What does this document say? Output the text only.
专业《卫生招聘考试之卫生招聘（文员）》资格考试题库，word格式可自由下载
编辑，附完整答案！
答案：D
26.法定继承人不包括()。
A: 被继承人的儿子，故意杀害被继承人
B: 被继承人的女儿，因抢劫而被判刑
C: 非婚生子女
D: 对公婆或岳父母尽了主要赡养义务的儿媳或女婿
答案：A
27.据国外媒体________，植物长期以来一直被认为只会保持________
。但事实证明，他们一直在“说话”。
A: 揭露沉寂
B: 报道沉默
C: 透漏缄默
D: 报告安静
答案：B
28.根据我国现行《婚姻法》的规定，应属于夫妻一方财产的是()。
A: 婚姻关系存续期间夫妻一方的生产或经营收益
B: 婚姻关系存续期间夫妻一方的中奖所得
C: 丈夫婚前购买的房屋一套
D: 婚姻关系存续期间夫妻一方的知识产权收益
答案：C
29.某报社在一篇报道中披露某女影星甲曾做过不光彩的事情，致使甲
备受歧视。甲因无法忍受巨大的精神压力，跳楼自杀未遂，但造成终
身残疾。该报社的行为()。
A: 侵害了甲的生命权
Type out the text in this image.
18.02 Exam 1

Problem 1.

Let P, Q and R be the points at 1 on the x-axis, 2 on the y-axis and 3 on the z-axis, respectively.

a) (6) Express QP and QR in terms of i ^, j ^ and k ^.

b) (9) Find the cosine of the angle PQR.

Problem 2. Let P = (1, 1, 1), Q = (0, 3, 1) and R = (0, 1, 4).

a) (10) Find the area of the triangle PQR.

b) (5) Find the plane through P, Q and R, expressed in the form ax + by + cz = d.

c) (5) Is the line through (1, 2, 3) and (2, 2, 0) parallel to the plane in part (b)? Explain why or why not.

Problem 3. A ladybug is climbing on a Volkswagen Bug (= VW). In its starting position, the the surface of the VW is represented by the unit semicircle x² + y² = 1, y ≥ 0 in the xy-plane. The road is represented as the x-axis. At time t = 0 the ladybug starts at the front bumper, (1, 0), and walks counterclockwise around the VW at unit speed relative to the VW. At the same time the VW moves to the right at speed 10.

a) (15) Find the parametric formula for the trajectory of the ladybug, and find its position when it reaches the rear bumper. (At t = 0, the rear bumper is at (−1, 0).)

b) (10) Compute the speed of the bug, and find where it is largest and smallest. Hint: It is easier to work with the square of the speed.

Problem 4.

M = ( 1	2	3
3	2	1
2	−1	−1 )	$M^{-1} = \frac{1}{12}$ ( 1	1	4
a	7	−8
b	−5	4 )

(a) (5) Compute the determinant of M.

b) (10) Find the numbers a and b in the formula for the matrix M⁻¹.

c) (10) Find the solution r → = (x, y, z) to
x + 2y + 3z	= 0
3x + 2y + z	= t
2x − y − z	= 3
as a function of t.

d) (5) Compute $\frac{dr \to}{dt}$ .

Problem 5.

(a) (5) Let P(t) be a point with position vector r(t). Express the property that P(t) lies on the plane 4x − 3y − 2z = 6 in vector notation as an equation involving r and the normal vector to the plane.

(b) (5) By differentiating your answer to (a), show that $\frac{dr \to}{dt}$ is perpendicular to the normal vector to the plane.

********

Required work -> Report how many lines in the data contain the word "formula", with no words besides the number.

Solution to this task -> 2